— THE PROBLEM —
Set down exactly the lines running from the line with "Parse this chart and return its data as JSON." to the end of the listing below, both ends included.

— Figure contents as structured data —

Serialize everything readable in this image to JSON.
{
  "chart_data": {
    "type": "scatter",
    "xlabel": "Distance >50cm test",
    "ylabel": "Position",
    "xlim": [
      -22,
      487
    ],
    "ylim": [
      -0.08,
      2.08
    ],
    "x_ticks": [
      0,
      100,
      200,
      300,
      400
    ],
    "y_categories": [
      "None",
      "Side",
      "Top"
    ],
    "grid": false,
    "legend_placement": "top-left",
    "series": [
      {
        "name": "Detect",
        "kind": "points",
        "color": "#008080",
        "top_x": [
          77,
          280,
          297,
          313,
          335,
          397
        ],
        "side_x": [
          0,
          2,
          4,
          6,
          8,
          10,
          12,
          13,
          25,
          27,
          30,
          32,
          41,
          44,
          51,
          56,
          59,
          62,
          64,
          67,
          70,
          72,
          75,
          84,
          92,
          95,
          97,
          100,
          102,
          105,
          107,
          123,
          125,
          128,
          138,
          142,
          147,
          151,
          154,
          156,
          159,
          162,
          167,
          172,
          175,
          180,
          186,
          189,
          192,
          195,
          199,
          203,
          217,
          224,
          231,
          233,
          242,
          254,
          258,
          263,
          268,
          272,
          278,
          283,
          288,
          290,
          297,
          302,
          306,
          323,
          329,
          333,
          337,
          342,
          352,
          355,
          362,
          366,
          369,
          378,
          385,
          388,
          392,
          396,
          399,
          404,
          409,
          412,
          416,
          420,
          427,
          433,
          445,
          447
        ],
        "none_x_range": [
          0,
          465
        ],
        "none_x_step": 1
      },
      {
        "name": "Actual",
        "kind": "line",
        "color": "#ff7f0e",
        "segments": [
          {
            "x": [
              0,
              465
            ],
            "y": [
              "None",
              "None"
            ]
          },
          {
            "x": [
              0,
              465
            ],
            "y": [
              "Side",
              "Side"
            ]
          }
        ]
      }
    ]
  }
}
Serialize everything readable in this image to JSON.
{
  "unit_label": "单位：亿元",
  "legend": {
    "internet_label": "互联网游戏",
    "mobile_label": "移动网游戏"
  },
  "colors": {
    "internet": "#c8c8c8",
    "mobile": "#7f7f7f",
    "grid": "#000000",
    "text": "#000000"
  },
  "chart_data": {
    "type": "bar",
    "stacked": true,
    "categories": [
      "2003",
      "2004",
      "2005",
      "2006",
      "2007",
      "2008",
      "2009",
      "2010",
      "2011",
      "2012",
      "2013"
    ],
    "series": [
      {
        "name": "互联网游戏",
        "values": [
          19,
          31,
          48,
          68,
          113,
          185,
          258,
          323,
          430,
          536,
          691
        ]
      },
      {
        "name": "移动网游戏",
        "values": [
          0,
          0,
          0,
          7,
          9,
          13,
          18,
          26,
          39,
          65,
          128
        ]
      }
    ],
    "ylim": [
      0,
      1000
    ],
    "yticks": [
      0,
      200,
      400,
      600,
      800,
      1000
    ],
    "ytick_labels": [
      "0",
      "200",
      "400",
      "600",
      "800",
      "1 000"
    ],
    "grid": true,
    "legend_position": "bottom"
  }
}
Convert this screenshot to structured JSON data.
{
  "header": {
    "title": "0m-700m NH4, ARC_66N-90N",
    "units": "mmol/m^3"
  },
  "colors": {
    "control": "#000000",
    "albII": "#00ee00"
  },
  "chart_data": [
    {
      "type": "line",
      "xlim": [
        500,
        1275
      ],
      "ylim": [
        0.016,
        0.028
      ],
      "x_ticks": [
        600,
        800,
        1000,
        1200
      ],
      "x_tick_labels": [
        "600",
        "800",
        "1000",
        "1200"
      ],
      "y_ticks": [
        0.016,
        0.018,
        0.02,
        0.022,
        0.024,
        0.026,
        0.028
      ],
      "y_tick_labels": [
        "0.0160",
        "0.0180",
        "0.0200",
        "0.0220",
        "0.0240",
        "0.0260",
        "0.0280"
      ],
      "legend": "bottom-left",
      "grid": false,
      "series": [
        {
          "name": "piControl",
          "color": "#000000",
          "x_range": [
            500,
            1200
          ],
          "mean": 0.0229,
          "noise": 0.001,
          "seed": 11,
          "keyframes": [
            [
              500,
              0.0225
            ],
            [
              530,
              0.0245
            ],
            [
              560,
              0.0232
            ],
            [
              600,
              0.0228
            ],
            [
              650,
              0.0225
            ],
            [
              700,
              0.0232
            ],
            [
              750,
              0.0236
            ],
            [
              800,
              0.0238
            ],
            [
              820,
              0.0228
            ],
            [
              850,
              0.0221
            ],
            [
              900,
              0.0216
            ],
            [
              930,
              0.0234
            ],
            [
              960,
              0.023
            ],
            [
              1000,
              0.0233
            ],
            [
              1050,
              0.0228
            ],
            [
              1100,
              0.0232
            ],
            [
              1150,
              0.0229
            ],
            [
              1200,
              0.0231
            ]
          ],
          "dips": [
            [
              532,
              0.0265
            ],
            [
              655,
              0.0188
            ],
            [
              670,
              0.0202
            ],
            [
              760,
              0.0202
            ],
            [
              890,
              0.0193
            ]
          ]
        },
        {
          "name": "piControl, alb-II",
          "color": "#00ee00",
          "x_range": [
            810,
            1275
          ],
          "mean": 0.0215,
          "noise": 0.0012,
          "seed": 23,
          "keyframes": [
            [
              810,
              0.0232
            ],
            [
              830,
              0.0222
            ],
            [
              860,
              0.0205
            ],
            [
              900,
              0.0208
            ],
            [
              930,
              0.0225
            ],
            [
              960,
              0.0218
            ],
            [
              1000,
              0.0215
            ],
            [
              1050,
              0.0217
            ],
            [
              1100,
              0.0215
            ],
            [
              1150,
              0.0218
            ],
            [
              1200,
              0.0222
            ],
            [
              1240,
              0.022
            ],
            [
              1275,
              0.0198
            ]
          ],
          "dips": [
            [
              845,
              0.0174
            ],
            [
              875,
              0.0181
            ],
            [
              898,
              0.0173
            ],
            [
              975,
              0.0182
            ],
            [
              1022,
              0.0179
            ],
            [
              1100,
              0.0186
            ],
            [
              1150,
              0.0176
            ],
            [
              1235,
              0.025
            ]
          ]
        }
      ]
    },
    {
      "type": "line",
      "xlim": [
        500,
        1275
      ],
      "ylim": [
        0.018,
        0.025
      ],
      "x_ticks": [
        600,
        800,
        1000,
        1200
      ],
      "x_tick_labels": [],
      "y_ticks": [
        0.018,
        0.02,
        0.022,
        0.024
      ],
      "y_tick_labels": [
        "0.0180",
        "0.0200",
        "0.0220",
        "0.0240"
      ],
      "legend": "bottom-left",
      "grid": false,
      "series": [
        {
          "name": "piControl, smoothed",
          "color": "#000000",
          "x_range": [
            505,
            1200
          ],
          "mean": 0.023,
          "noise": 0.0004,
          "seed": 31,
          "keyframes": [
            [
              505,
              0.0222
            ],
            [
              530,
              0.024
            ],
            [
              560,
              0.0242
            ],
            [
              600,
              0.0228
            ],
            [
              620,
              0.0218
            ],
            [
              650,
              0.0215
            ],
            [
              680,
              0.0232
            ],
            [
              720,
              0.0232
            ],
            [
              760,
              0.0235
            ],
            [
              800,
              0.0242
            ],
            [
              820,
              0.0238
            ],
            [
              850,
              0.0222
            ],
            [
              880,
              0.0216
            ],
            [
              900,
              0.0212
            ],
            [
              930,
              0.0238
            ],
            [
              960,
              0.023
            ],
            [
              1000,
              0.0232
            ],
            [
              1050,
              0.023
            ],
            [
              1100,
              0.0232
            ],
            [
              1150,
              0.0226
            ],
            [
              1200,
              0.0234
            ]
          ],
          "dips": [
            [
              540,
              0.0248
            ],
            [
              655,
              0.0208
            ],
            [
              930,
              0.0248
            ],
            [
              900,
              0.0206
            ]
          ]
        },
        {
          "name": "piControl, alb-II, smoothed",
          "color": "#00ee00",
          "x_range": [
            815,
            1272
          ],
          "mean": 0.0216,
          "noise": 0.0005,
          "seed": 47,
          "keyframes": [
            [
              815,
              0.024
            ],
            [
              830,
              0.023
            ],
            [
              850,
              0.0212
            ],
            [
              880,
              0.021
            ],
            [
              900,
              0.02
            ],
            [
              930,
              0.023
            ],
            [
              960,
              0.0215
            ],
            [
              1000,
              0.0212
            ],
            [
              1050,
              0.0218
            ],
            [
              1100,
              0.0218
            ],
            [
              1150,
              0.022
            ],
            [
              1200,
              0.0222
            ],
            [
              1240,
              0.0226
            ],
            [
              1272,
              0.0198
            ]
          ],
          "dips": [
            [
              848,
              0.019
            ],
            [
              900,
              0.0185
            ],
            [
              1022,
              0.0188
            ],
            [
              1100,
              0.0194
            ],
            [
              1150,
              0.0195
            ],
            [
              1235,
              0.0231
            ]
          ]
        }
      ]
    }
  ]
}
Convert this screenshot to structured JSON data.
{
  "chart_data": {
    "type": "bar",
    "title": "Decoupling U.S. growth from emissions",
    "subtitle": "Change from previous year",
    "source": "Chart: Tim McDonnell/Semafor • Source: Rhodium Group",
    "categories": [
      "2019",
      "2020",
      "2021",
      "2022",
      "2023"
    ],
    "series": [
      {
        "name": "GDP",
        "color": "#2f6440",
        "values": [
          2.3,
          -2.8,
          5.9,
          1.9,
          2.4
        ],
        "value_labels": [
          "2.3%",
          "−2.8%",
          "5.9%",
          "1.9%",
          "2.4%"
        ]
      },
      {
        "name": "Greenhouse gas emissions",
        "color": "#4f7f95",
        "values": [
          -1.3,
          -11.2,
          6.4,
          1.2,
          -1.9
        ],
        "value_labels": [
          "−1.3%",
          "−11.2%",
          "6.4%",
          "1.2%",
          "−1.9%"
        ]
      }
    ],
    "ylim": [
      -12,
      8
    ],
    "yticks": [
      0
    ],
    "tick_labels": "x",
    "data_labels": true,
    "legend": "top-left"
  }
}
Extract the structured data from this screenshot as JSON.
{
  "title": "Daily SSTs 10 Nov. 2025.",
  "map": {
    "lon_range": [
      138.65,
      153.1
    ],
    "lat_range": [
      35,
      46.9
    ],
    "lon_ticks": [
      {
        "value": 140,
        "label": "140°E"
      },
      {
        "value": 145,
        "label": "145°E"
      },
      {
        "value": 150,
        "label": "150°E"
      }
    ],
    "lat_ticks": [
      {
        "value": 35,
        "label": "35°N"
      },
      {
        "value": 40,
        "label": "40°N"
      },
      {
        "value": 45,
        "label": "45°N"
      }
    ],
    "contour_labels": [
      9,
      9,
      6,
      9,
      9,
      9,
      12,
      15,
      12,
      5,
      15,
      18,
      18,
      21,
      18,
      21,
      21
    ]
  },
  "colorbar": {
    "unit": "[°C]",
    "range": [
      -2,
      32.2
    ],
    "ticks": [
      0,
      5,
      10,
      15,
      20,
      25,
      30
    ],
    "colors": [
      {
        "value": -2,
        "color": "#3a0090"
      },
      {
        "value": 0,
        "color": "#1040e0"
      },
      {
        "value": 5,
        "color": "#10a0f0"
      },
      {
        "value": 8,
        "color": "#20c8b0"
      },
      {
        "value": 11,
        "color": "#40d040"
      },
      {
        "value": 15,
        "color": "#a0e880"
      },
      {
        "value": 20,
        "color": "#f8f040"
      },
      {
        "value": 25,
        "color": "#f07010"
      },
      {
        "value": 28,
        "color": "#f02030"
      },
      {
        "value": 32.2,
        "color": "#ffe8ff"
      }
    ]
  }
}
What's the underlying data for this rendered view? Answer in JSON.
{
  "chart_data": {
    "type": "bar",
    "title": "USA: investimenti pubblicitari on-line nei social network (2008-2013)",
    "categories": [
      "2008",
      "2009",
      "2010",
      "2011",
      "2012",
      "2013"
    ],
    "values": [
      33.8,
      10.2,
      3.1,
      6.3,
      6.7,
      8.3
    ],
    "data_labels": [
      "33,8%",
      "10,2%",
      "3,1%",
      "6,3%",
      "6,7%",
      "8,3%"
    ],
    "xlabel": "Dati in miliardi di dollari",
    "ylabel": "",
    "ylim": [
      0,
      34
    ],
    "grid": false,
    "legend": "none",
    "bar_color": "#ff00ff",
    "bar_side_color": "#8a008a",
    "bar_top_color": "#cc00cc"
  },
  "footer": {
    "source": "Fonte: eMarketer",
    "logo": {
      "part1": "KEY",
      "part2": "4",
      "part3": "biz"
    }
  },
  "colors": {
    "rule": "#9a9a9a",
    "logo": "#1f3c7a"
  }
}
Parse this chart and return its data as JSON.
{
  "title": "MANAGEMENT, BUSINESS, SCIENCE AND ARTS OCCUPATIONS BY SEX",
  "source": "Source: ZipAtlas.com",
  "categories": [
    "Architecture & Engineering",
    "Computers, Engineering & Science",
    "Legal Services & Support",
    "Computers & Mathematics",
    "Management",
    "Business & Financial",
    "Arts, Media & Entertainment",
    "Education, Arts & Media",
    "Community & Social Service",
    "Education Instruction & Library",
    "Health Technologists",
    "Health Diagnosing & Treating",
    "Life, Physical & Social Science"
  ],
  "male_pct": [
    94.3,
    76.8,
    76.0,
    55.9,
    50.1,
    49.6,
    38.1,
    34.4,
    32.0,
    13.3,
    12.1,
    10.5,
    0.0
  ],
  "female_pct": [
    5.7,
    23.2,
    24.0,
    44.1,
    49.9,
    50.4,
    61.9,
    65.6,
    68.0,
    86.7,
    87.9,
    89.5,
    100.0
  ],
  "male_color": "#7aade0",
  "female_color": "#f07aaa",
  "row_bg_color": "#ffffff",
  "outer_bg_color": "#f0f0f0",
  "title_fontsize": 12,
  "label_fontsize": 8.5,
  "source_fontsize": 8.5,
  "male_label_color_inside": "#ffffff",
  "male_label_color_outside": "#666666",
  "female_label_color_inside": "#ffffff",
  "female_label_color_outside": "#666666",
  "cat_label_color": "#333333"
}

— SOLUTION FOR THIS EXERCISE —
Parse this chart and return its data as JSON.
{
  "title": "MANAGEMENT, BUSINESS, SCIENCE AND ARTS OCCUPATIONS BY SEX",
  "source": "Source: ZipAtlas.com",
  "categories": [
    "Architecture & Engineering",
    "Computers, Engineering & Science",
    "Legal Services & Support",
    "Computers & Mathematics",
    "Management",
    "Business & Financial",
    "Arts, Media & Entertainment",
    "Education, Arts & Media",
    "Community & Social Service",
    "Education Instruction & Library",
    "Health Technologists",
    "Health Diagnosing & Treating",
    "Life, Physical & Social Science"
  ],
  "male_pct": [
    94.3,
    76.8,
    76.0,
    55.9,
    50.1,
    49.6,
    38.1,
    34.4,
    32.0,
    13.3,
    12.1,
    10.5,
    0.0
  ],
  "female_pct": [
    5.7,
    23.2,
    24.0,
    44.1,
    49.9,
    50.4,
    61.9,
    65.6,
    68.0,
    86.7,
    87.9,
    89.5,
    100.0
  ],
  "male_color": "#7aade0",
  "female_color": "#f07aaa",
  "row_bg_color": "#ffffff",
  "outer_bg_color": "#f0f0f0",
  "title_fontsize": 12,
  "label_fontsize": 8.5,
  "source_fontsize": 8.5,
  "male_label_color_inside": "#ffffff",
  "male_label_color_outside": "#666666",
  "female_label_color_inside": "#ffffff",
  "female_label_color_outside": "#666666",
  "cat_label_color": "#333333"
}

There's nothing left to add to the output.